STATED EXERCISE
Images are excluded; otherwise, output every record exactly.

PROVIDED DATA
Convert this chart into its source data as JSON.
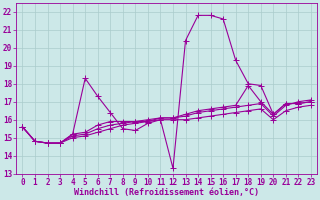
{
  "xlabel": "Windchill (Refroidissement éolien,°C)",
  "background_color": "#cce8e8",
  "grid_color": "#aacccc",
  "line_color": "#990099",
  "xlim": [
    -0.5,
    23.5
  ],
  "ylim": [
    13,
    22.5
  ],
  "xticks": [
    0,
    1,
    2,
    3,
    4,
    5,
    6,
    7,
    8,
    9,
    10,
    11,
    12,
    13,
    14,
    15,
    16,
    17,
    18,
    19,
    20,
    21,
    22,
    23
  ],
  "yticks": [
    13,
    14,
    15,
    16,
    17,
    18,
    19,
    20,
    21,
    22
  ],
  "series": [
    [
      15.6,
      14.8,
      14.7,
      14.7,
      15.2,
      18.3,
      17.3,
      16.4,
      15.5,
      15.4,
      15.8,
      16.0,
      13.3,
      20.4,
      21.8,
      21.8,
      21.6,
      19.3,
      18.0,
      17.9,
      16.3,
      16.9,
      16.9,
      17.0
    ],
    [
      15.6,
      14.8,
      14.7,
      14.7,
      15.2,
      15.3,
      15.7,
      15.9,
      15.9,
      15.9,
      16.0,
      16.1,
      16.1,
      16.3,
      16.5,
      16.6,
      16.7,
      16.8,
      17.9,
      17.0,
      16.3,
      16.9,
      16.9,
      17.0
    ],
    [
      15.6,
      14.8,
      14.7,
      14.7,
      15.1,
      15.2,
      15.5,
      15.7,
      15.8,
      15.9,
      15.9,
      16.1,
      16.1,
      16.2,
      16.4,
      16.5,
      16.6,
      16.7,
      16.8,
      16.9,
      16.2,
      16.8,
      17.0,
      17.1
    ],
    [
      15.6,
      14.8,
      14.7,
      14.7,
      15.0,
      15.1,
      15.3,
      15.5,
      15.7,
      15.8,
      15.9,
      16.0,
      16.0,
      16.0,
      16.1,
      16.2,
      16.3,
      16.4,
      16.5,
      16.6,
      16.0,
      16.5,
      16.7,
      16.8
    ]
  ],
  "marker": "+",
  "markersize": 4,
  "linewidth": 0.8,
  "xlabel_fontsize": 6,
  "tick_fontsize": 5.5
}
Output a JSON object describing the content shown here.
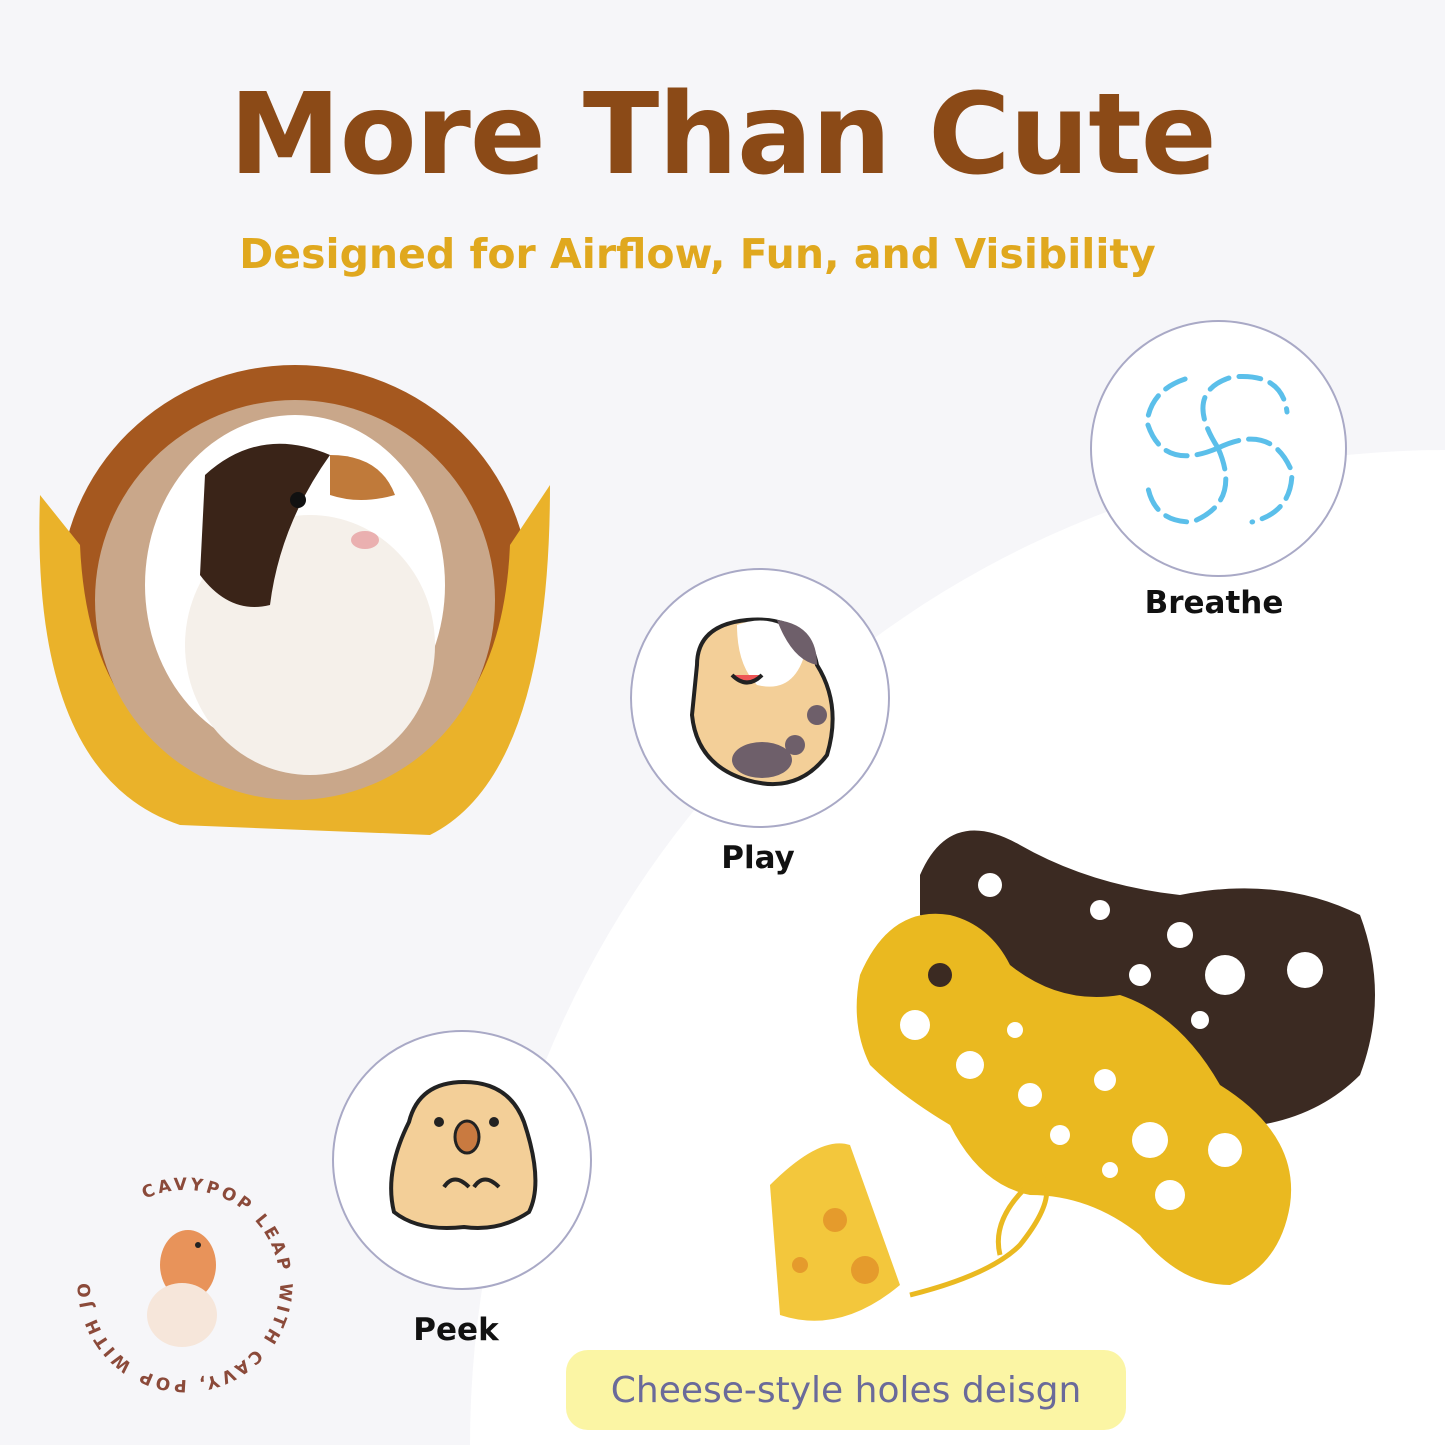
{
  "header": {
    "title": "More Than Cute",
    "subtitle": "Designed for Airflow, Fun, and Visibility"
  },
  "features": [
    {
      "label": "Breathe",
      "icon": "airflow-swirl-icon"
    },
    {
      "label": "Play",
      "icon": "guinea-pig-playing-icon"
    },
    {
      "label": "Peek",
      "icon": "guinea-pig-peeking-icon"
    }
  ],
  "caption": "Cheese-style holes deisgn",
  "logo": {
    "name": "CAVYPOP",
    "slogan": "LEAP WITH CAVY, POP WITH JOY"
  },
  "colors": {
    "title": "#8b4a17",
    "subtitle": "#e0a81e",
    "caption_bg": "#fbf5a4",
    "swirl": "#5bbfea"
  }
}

WRITTEN REPLY
Convert this chart into its source data as JSON.
{
  "xlabel": "Windchill (Refroidissement éolien,°C)",
  "background_color": "#cce8e8",
  "grid_color": "#aacccc",
  "line_color": "#990099",
  "xlim": [
    -0.5,
    23.5
  ],
  "ylim": [
    13,
    22.5
  ],
  "xticks": [
    0,
    1,
    2,
    3,
    4,
    5,
    6,
    7,
    8,
    9,
    10,
    11,
    12,
    13,
    14,
    15,
    16,
    17,
    18,
    19,
    20,
    21,
    22,
    23
  ],
  "yticks": [
    13,
    14,
    15,
    16,
    17,
    18,
    19,
    20,
    21,
    22
  ],
  "series": [
    [
      15.6,
      14.8,
      14.7,
      14.7,
      15.2,
      18.3,
      17.3,
      16.4,
      15.5,
      15.4,
      15.8,
      16.0,
      13.3,
      20.4,
      21.8,
      21.8,
      21.6,
      19.3,
      18.0,
      17.9,
      16.3,
      16.9,
      16.9,
      17.0
    ],
    [
      15.6,
      14.8,
      14.7,
      14.7,
      15.2,
      15.3,
      15.7,
      15.9,
      15.9,
      15.9,
      16.0,
      16.1,
      16.1,
      16.3,
      16.5,
      16.6,
      16.7,
      16.8,
      17.9,
      17.0,
      16.3,
      16.9,
      16.9,
      17.0
    ],
    [
      15.6,
      14.8,
      14.7,
      14.7,
      15.1,
      15.2,
      15.5,
      15.7,
      15.8,
      15.9,
      15.9,
      16.1,
      16.1,
      16.2,
      16.4,
      16.5,
      16.6,
      16.7,
      16.8,
      16.9,
      16.2,
      16.8,
      17.0,
      17.1
    ],
    [
      15.6,
      14.8,
      14.7,
      14.7,
      15.0,
      15.1,
      15.3,
      15.5,
      15.7,
      15.8,
      15.9,
      16.0,
      16.0,
      16.0,
      16.1,
      16.2,
      16.3,
      16.4,
      16.5,
      16.6,
      16.0,
      16.5,
      16.7,
      16.8
    ]
  ],
  "marker": "+",
  "markersize": 4,
  "linewidth": 0.8,
  "xlabel_fontsize": 6,
  "tick_fontsize": 5.5
}
Output a JSON object describing the content shown here.
{
  "header": {
    "title": "More Than Cute",
    "subtitle": "Designed for Airflow, Fun, and Visibility"
  },
  "features": [
    {
      "label": "Breathe",
      "icon": "airflow-swirl-icon"
    },
    {
      "label": "Play",
      "icon": "guinea-pig-playing-icon"
    },
    {
      "label": "Peek",
      "icon": "guinea-pig-peeking-icon"
    }
  ],
  "caption": "Cheese-style holes deisgn",
  "logo": {
    "name": "CAVYPOP",
    "slogan": "LEAP WITH CAVY, POP WITH JOY"
  },
  "colors": {
    "title": "#8b4a17",
    "subtitle": "#e0a81e",
    "caption_bg": "#fbf5a4",
    "swirl": "#5bbfea"
  }
}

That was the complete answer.